§ **Job**
Transcribe the material in full. Nothing should differ except that the pictures are left out.

§ **Extracted data**
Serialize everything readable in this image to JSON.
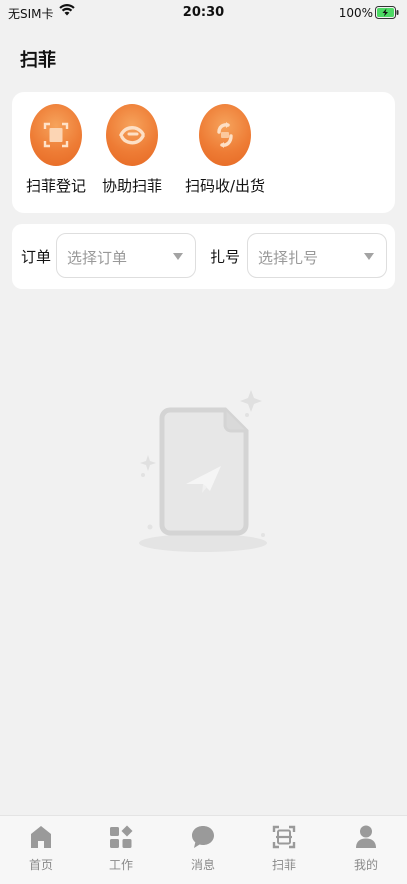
{
  "status_bar": {
    "carrier": "无SIM卡",
    "time": "20:30",
    "battery": "100%"
  },
  "page": {
    "title": "扫菲"
  },
  "actions": [
    {
      "label": "扫菲登记",
      "icon": "scan-frame-icon"
    },
    {
      "label": "协助扫菲",
      "icon": "handshake-icon"
    },
    {
      "label": "扫码收/出货",
      "icon": "transfer-arrows-icon"
    }
  ],
  "filters": {
    "order": {
      "label": "订单",
      "placeholder": "选择订单"
    },
    "bundle": {
      "label": "扎号",
      "placeholder": "选择扎号"
    }
  },
  "tabs": [
    {
      "label": "首页",
      "icon": "home-icon"
    },
    {
      "label": "工作",
      "icon": "apps-icon"
    },
    {
      "label": "消息",
      "icon": "message-icon"
    },
    {
      "label": "扫菲",
      "icon": "scan-icon"
    },
    {
      "label": "我的",
      "icon": "user-icon"
    }
  ],
  "colors": {
    "accent_gradient_start": "#f6a35c",
    "accent_gradient_end": "#e56823",
    "tab_inactive": "#8a8a8a"
  }
}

§ **Output for this task**
Serialize everything readable in this image to JSON.
{
  "status_bar": {
    "carrier": "无SIM卡",
    "time": "20:30",
    "battery": "100%"
  },
  "page": {
    "title": "扫菲"
  },
  "actions": [
    {
      "label": "扫菲登记",
      "icon": "scan-frame-icon"
    },
    {
      "label": "协助扫菲",
      "icon": "handshake-icon"
    },
    {
      "label": "扫码收/出货",
      "icon": "transfer-arrows-icon"
    }
  ],
  "filters": {
    "order": {
      "label": "订单",
      "placeholder": "选择订单"
    },
    "bundle": {
      "label": "扎号",
      "placeholder": "选择扎号"
    }
  },
  "tabs": [
    {
      "label": "首页",
      "icon": "home-icon"
    },
    {
      "label": "工作",
      "icon": "apps-icon"
    },
    {
      "label": "消息",
      "icon": "message-icon"
    },
    {
      "label": "扫菲",
      "icon": "scan-icon"
    },
    {
      "label": "我的",
      "icon": "user-icon"
    }
  ],
  "colors": {
    "accent_gradient_start": "#f6a35c",
    "accent_gradient_end": "#e56823",
    "tab_inactive": "#8a8a8a"
  }
}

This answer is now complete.